SHORT PROBLEM » Go through the data and copy every line exactly, but not the images.

<<<<

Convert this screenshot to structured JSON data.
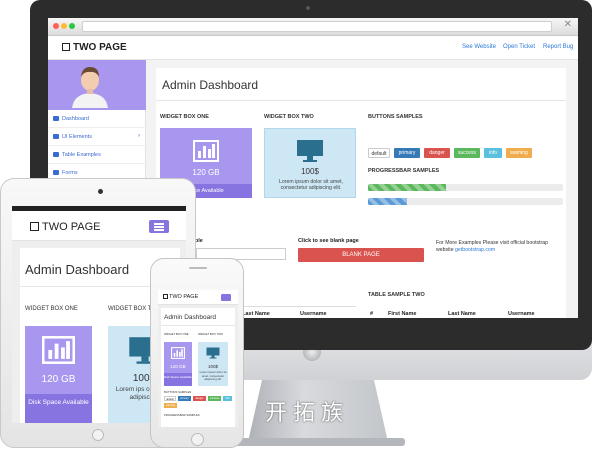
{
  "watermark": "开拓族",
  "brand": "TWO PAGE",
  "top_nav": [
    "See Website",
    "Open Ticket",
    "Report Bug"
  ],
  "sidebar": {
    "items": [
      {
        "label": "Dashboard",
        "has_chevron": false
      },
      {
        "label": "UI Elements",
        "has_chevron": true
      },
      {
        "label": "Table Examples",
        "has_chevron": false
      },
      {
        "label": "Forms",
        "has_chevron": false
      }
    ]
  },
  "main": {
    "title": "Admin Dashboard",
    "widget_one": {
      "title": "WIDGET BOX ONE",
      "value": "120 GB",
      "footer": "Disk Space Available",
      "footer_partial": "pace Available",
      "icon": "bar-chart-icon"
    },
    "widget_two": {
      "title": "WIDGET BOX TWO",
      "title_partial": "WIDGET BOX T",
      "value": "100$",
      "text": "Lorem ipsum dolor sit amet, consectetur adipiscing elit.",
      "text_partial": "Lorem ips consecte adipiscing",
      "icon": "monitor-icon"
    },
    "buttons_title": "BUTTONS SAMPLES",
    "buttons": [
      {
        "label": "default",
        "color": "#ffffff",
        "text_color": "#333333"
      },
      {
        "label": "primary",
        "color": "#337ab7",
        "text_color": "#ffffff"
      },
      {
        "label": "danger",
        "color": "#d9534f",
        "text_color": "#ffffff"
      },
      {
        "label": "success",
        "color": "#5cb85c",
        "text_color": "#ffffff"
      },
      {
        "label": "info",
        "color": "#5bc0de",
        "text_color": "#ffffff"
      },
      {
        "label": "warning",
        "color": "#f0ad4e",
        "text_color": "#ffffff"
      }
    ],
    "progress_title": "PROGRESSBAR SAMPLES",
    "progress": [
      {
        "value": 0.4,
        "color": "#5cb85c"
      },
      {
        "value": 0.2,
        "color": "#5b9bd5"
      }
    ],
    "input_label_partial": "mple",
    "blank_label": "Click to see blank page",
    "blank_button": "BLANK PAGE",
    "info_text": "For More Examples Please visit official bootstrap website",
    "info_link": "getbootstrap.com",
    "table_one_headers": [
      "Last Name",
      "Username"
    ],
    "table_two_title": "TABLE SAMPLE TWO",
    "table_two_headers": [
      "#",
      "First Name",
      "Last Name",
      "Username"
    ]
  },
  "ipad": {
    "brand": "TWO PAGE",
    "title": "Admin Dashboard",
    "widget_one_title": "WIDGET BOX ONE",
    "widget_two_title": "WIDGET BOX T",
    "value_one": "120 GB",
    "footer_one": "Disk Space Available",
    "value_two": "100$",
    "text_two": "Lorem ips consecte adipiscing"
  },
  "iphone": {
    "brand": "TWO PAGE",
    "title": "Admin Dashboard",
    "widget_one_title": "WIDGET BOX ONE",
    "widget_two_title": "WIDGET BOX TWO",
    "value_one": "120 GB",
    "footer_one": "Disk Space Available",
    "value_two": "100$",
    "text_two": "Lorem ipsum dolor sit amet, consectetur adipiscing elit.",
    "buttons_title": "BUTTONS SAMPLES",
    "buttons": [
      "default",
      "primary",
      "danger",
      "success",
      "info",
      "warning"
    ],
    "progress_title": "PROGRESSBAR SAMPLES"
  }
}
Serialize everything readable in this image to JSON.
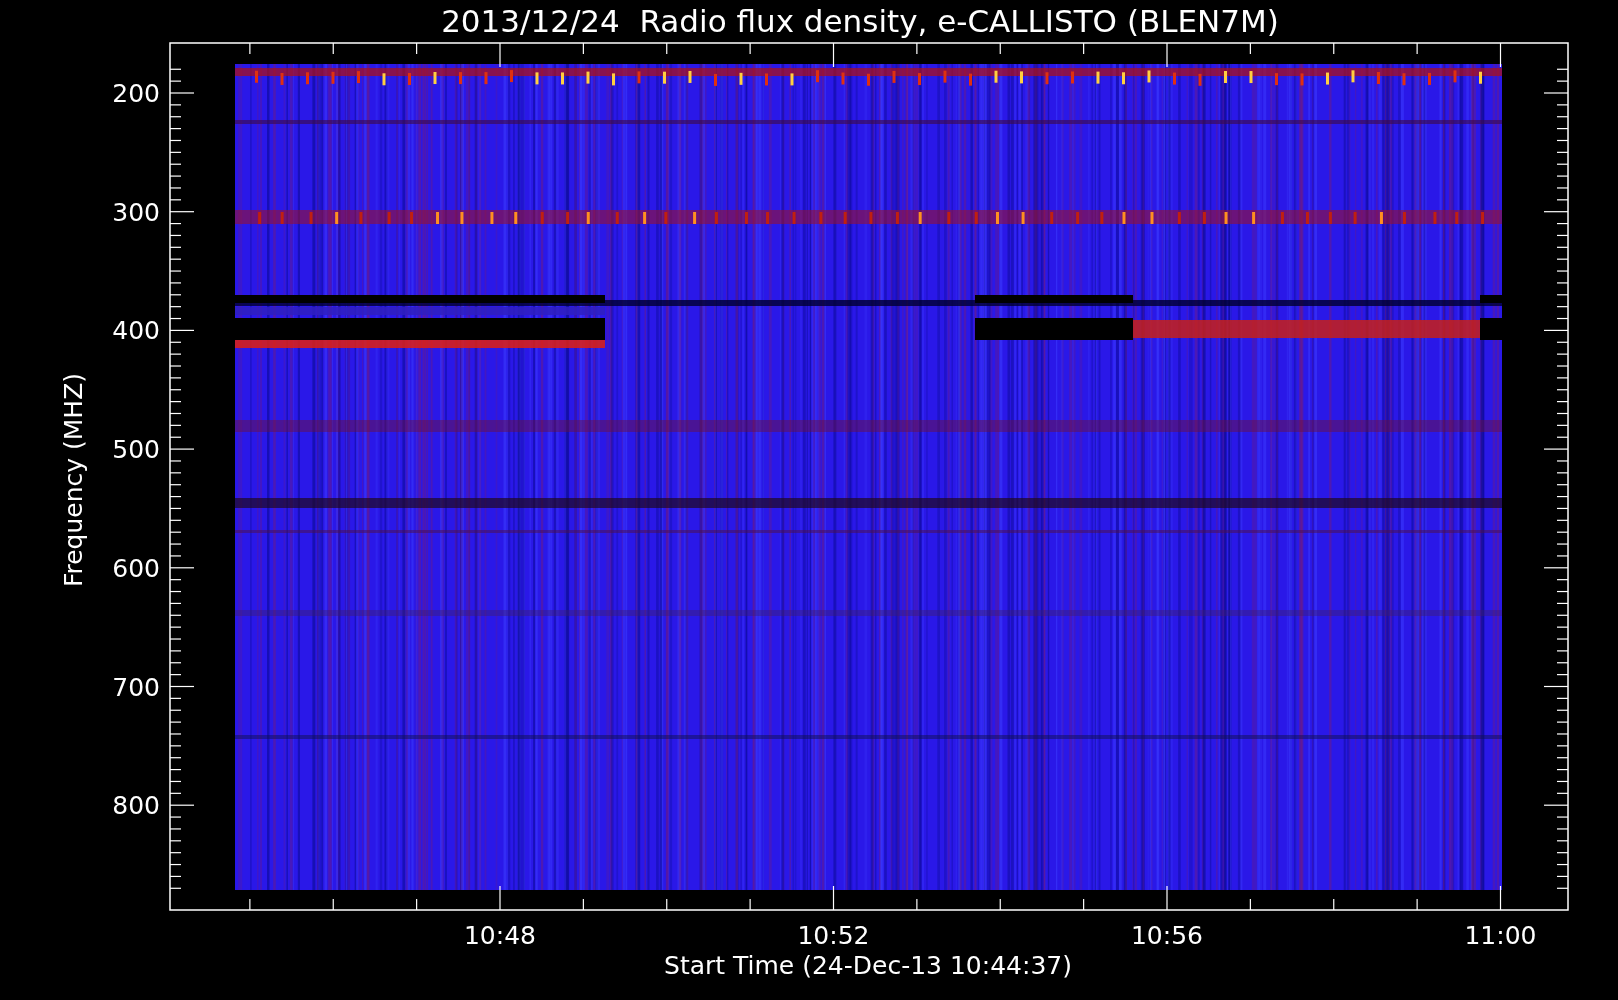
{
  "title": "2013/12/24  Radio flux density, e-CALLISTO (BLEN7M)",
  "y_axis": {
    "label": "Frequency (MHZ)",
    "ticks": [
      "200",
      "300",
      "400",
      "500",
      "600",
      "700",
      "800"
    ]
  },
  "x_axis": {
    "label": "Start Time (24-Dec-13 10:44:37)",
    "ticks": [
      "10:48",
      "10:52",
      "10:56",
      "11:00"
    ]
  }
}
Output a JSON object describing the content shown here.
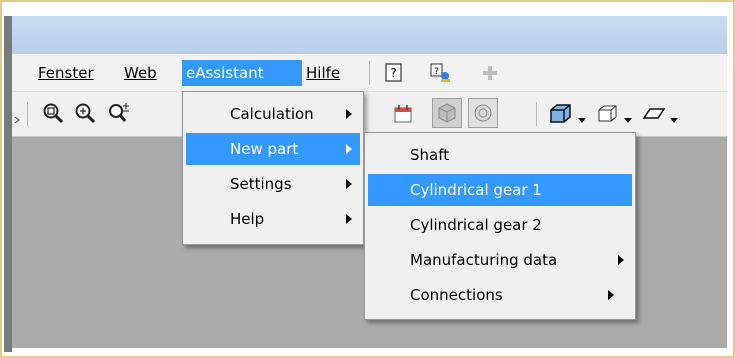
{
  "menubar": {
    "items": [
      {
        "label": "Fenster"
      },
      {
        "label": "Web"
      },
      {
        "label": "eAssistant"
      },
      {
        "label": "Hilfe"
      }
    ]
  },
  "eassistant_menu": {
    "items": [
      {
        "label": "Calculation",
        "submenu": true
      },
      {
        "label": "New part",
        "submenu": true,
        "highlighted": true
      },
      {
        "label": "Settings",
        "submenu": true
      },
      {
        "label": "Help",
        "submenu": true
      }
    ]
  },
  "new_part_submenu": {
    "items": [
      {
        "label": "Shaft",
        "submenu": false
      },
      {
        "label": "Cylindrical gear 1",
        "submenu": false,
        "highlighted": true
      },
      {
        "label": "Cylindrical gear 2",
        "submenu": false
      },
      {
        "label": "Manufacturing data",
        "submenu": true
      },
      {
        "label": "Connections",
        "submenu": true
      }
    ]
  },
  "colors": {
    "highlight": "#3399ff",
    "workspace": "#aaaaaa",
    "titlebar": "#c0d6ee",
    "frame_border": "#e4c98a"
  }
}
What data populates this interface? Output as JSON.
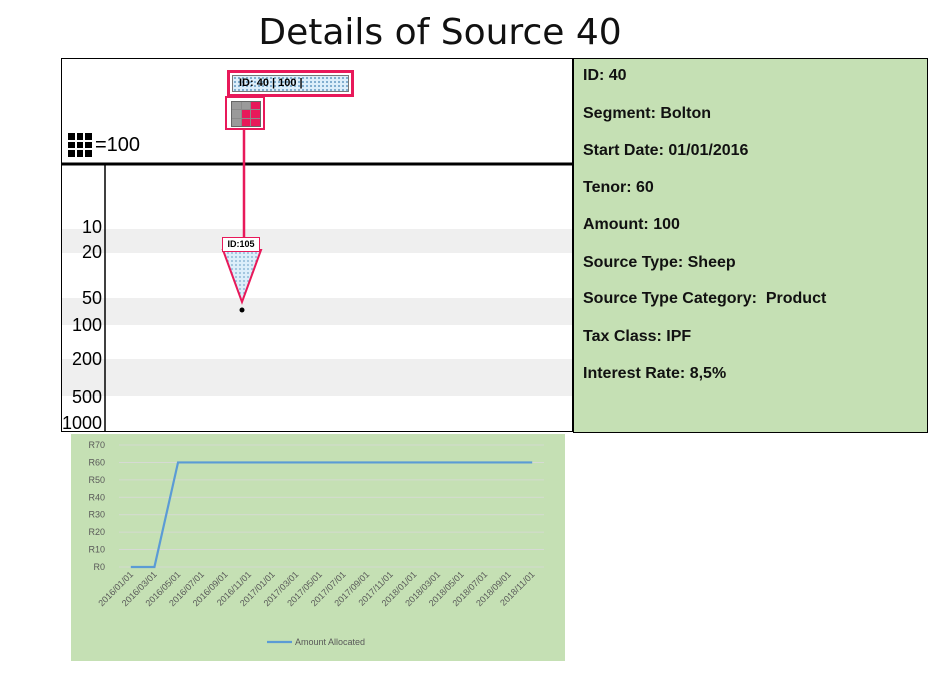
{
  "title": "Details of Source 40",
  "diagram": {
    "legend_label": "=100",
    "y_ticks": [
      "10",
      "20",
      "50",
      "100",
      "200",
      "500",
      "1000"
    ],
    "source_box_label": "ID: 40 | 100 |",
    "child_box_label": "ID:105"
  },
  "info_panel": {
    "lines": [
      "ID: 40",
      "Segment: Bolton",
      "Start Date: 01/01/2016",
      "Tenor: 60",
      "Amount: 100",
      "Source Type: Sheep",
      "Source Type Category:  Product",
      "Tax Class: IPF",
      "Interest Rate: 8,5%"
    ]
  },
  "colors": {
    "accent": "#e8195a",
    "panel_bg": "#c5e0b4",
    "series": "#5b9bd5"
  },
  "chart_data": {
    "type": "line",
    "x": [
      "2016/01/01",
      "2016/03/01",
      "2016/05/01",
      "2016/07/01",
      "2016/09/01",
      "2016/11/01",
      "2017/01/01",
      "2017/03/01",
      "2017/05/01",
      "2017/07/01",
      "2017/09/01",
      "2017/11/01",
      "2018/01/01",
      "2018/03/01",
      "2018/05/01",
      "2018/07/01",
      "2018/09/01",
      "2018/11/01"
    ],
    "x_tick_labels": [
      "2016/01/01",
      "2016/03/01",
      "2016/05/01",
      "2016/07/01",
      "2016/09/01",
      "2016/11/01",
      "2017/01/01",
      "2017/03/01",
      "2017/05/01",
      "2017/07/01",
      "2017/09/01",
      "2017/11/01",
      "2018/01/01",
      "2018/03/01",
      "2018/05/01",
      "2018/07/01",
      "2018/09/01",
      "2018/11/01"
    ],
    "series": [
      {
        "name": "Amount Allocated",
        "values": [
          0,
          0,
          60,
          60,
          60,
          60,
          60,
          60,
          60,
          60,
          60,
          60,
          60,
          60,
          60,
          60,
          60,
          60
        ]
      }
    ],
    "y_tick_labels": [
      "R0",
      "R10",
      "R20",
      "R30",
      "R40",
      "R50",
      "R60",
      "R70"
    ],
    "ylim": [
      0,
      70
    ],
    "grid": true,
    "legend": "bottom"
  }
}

>>>>

REPLY TO THE EXERCISE »
Convert this screenshot to structured JSON data.
{
  "watermark": "开拓族",
  "brand": "TWO PAGE",
  "top_nav": [
    "See Website",
    "Open Ticket",
    "Report Bug"
  ],
  "sidebar": {
    "items": [
      {
        "label": "Dashboard",
        "has_chevron": false
      },
      {
        "label": "UI Elements",
        "has_chevron": true
      },
      {
        "label": "Table Examples",
        "has_chevron": false
      },
      {
        "label": "Forms",
        "has_chevron": false
      }
    ]
  },
  "main": {
    "title": "Admin Dashboard",
    "widget_one": {
      "title": "WIDGET BOX ONE",
      "value": "120 GB",
      "footer": "Disk Space Available",
      "footer_partial": "pace Available",
      "icon": "bar-chart-icon"
    },
    "widget_two": {
      "title": "WIDGET BOX TWO",
      "title_partial": "WIDGET BOX T",
      "value": "100$",
      "text": "Lorem ipsum dolor sit amet, consectetur adipiscing elit.",
      "text_partial": "Lorem ips consecte adipiscing",
      "icon": "monitor-icon"
    },
    "buttons_title": "BUTTONS SAMPLES",
    "buttons": [
      {
        "label": "default",
        "color": "#ffffff",
        "text_color": "#333333"
      },
      {
        "label": "primary",
        "color": "#337ab7",
        "text_color": "#ffffff"
      },
      {
        "label": "danger",
        "color": "#d9534f",
        "text_color": "#ffffff"
      },
      {
        "label": "success",
        "color": "#5cb85c",
        "text_color": "#ffffff"
      },
      {
        "label": "info",
        "color": "#5bc0de",
        "text_color": "#ffffff"
      },
      {
        "label": "warning",
        "color": "#f0ad4e",
        "text_color": "#ffffff"
      }
    ],
    "progress_title": "PROGRESSBAR SAMPLES",
    "progress": [
      {
        "value": 0.4,
        "color": "#5cb85c"
      },
      {
        "value": 0.2,
        "color": "#5b9bd5"
      }
    ],
    "input_label_partial": "mple",
    "blank_label": "Click to see blank page",
    "blank_button": "BLANK PAGE",
    "info_text": "For More Examples Please visit official bootstrap website",
    "info_link": "getbootstrap.com",
    "table_one_headers": [
      "Last Name",
      "Username"
    ],
    "table_two_title": "TABLE SAMPLE TWO",
    "table_two_headers": [
      "#",
      "First Name",
      "Last Name",
      "Username"
    ]
  },
  "ipad": {
    "brand": "TWO PAGE",
    "title": "Admin Dashboard",
    "widget_one_title": "WIDGET BOX ONE",
    "widget_two_title": "WIDGET BOX T",
    "value_one": "120 GB",
    "footer_one": "Disk Space Available",
    "value_two": "100$",
    "text_two": "Lorem ips consecte adipiscing"
  },
  "iphone": {
    "brand": "TWO PAGE",
    "title": "Admin Dashboard",
    "widget_one_title": "WIDGET BOX ONE",
    "widget_two_title": "WIDGET BOX TWO",
    "value_one": "120 GB",
    "footer_one": "Disk Space Available",
    "value_two": "100$",
    "text_two": "Lorem ipsum dolor sit amet, consectetur adipiscing elit.",
    "buttons_title": "BUTTONS SAMPLES",
    "buttons": [
      "default",
      "primary",
      "danger",
      "success",
      "info",
      "warning"
    ],
    "progress_title": "PROGRESSBAR SAMPLES"
  }
}
Serialize everything readable in this image to JSON.
{
  "title": "2013/12/24  Radio flux density, e-CALLISTO (BLEN7M)",
  "y_axis": {
    "label": "Frequency (MHZ)",
    "ticks": [
      "200",
      "300",
      "400",
      "500",
      "600",
      "700",
      "800"
    ]
  },
  "x_axis": {
    "label": "Start Time (24-Dec-13 10:44:37)",
    "ticks": [
      "10:48",
      "10:52",
      "10:56",
      "11:00"
    ]
  }
}
Output a JSON object describing the content shown here.
{
  "menubar": {
    "items": [
      {
        "label": "Fenster"
      },
      {
        "label": "Web"
      },
      {
        "label": "eAssistant"
      },
      {
        "label": "Hilfe"
      }
    ]
  },
  "eassistant_menu": {
    "items": [
      {
        "label": "Calculation",
        "submenu": true
      },
      {
        "label": "New part",
        "submenu": true,
        "highlighted": true
      },
      {
        "label": "Settings",
        "submenu": true
      },
      {
        "label": "Help",
        "submenu": true
      }
    ]
  },
  "new_part_submenu": {
    "items": [
      {
        "label": "Shaft",
        "submenu": false
      },
      {
        "label": "Cylindrical gear 1",
        "submenu": false,
        "highlighted": true
      },
      {
        "label": "Cylindrical gear 2",
        "submenu": false
      },
      {
        "label": "Manufacturing data",
        "submenu": true
      },
      {
        "label": "Connections",
        "submenu": true
      }
    ]
  },
  "colors": {
    "highlight": "#3399ff",
    "workspace": "#aaaaaa",
    "titlebar": "#c0d6ee",
    "frame_border": "#e4c98a"
  }
}
What data populates this interface? Output as JSON.
{
  "title": "Details of Source 40",
  "diagram": {
    "legend_label": "=100",
    "y_ticks": [
      "10",
      "20",
      "50",
      "100",
      "200",
      "500",
      "1000"
    ],
    "source_box_label": "ID: 40 | 100 |",
    "child_box_label": "ID:105"
  },
  "info_panel": {
    "lines": [
      "ID: 40",
      "Segment: Bolton",
      "Start Date: 01/01/2016",
      "Tenor: 60",
      "Amount: 100",
      "Source Type: Sheep",
      "Source Type Category:  Product",
      "Tax Class: IPF",
      "Interest Rate: 8,5%"
    ]
  },
  "colors": {
    "accent": "#e8195a",
    "panel_bg": "#c5e0b4",
    "series": "#5b9bd5"
  },
  "chart_data": {
    "type": "line",
    "x": [
      "2016/01/01",
      "2016/03/01",
      "2016/05/01",
      "2016/07/01",
      "2016/09/01",
      "2016/11/01",
      "2017/01/01",
      "2017/03/01",
      "2017/05/01",
      "2017/07/01",
      "2017/09/01",
      "2017/11/01",
      "2018/01/01",
      "2018/03/01",
      "2018/05/01",
      "2018/07/01",
      "2018/09/01",
      "2018/11/01"
    ],
    "x_tick_labels": [
      "2016/01/01",
      "2016/03/01",
      "2016/05/01",
      "2016/07/01",
      "2016/09/01",
      "2016/11/01",
      "2017/01/01",
      "2017/03/01",
      "2017/05/01",
      "2017/07/01",
      "2017/09/01",
      "2017/11/01",
      "2018/01/01",
      "2018/03/01",
      "2018/05/01",
      "2018/07/01",
      "2018/09/01",
      "2018/11/01"
    ],
    "series": [
      {
        "name": "Amount Allocated",
        "values": [
          0,
          0,
          60,
          60,
          60,
          60,
          60,
          60,
          60,
          60,
          60,
          60,
          60,
          60,
          60,
          60,
          60,
          60
        ]
      }
    ],
    "y_tick_labels": [
      "R0",
      "R10",
      "R20",
      "R30",
      "R40",
      "R50",
      "R60",
      "R70"
    ],
    "ylim": [
      0,
      70
    ],
    "grid": true,
    "legend": "bottom"
  }
}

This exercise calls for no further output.